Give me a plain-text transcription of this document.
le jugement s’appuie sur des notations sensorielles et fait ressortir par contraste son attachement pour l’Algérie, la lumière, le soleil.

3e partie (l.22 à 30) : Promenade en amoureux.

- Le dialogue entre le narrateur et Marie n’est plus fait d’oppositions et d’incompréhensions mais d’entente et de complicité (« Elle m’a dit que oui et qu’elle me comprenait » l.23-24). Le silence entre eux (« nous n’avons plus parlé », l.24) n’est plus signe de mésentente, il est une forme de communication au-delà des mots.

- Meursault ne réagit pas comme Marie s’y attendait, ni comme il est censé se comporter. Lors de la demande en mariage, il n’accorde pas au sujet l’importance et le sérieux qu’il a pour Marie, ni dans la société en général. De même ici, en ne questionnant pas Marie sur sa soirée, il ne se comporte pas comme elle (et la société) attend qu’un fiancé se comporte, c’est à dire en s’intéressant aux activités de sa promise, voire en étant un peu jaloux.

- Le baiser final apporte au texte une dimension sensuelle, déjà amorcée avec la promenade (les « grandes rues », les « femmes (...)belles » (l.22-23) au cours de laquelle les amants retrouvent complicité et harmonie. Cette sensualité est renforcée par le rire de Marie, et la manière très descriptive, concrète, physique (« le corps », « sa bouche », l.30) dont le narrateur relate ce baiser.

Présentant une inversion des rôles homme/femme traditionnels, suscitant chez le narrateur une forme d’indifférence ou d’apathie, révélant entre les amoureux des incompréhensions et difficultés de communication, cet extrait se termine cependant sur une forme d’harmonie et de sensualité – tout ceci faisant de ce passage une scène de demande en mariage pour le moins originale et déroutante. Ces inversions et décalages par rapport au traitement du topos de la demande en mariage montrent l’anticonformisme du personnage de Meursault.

----------------------------------------

**The request**
All of the lines above must be returned exactly.

**Final answer**
Give me a plain-text transcription of this document.
le jugement s’appuie sur des notations sensorielles et fait ressortir par contraste son attachement pour l’Algérie, la lumière, le soleil.

3e partie (l.22 à 30) : Promenade en amoureux.

- Le dialogue entre le narrateur et Marie n’est plus fait d’oppositions et d’incompréhensions mais d’entente et de complicité (« Elle m’a dit que oui et qu’elle me comprenait » l.23-24). Le silence entre eux (« nous n’avons plus parlé », l.24) n’est plus signe de mésentente, il est une forme de communication au-delà des mots.

- Meursault ne réagit pas comme Marie s’y attendait, ni comme il est censé se comporter. Lors de la demande en mariage, il n’accorde pas au sujet l’importance et le sérieux qu’il a pour Marie, ni dans la société en général. De même ici, en ne questionnant pas Marie sur sa soirée, il ne se comporte pas comme elle (et la société) attend qu’un fiancé se comporte, c’est à dire en s’intéressant aux activités de sa promise, voire en étant un peu jaloux.

- Le baiser final apporte au texte une dimension sensuelle, déjà amorcée avec la promenade (les « grandes rues », les « femmes (...)belles » (l.22-23) au cours de laquelle les amants retrouvent complicité et harmonie. Cette sensualité est renforcée par le rire de Marie, et la manière très descriptive, concrète, physique (« le corps », « sa bouche », l.30) dont le narrateur relate ce baiser.

Présentant une inversion des rôles homme/femme traditionnels, suscitant chez le narrateur une forme d’indifférence ou d’apathie, révélant entre les amoureux des incompréhensions et difficultés de communication, cet extrait se termine cependant sur une forme d’harmonie et de sensualité – tout ceci faisant de ce passage une scène de demande en mariage pour le moins originale et déroutante. Ces inversions et décalages par rapport au traitement du topos de la demande en mariage montrent l’anticonformisme du personnage de Meursault.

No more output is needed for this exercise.